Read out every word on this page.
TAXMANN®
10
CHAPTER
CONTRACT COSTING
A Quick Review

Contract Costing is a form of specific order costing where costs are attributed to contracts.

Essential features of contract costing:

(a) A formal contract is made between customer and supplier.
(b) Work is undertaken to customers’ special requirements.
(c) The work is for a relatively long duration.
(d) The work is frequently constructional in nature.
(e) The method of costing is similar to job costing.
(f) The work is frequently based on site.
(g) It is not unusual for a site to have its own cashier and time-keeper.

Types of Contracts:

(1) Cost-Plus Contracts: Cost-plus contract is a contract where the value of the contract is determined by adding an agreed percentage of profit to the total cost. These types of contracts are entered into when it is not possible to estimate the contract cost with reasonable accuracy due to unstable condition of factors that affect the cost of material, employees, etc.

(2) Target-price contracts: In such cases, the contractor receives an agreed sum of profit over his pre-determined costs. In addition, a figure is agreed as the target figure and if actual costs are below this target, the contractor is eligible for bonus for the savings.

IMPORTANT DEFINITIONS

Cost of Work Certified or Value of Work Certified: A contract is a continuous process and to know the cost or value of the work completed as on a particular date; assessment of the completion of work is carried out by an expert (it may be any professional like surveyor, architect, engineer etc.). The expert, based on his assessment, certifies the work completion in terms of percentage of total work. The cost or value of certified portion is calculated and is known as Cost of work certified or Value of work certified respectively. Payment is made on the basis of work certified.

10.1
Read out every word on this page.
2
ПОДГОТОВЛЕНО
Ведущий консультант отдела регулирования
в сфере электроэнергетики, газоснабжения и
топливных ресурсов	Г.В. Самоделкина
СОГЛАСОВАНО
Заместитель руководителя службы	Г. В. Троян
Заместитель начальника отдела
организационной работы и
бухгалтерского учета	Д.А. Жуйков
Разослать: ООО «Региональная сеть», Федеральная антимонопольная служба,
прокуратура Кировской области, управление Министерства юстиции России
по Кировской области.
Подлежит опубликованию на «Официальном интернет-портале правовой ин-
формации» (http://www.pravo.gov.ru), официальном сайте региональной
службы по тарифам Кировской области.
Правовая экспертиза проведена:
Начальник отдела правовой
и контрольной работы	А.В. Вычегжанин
#####
What you have to do: Write the material out exactly, with nothing left out.

Correct answer:
Read out every word on this page.
TAXMANN®
10
CHAPTER
CONTRACT COSTING
A Quick Review

Contract Costing is a form of specific order costing where costs are attributed to contracts.

Essential features of contract costing:

(a) A formal contract is made between customer and supplier.
(b) Work is undertaken to customers’ special requirements.
(c) The work is for a relatively long duration.
(d) The work is frequently constructional in nature.
(e) The method of costing is similar to job costing.
(f) The work is frequently based on site.
(g) It is not unusual for a site to have its own cashier and time-keeper.

Types of Contracts:

(1) Cost-Plus Contracts: Cost-plus contract is a contract where the value of the contract is determined by adding an agreed percentage of profit to the total cost. These types of contracts are entered into when it is not possible to estimate the contract cost with reasonable accuracy due to unstable condition of factors that affect the cost of material, employees, etc.

(2) Target-price contracts: In such cases, the contractor receives an agreed sum of profit over his pre-determined costs. In addition, a figure is agreed as the target figure and if actual costs are below this target, the contractor is eligible for bonus for the savings.

IMPORTANT DEFINITIONS

Cost of Work Certified or Value of Work Certified: A contract is a continuous process and to know the cost or value of the work completed as on a particular date; assessment of the completion of work is carried out by an expert (it may be any professional like surveyor, architect, engineer etc.). The expert, based on his assessment, certifies the work completion in terms of percentage of total work. The cost or value of certified portion is calculated and is known as Cost of work certified or Value of work certified respectively. Payment is made on the basis of work certified.

10.1
Read out every word on this page.
2
ПОДГОТОВЛЕНО
Ведущий консультант отдела регулирования
в сфере электроэнергетики, газоснабжения и
топливных ресурсов	Г.В. Самоделкина
СОГЛАСОВАНО
Заместитель руководителя службы	Г. В. Троян
Заместитель начальника отдела
организационной работы и
бухгалтерского учета	Д.А. Жуйков
Разослать: ООО «Региональная сеть», Федеральная антимонопольная служба,
прокуратура Кировской области, управление Министерства юстиции России
по Кировской области.
Подлежит опубликованию на «Официальном интернет-портале правовой ин-
формации» (http://www.pravo.gov.ru), официальном сайте региональной
службы по тарифам Кировской области.
Правовая экспертиза проведена:
Начальник отдела правовой
и контрольной работы	А.В. Вычегжанин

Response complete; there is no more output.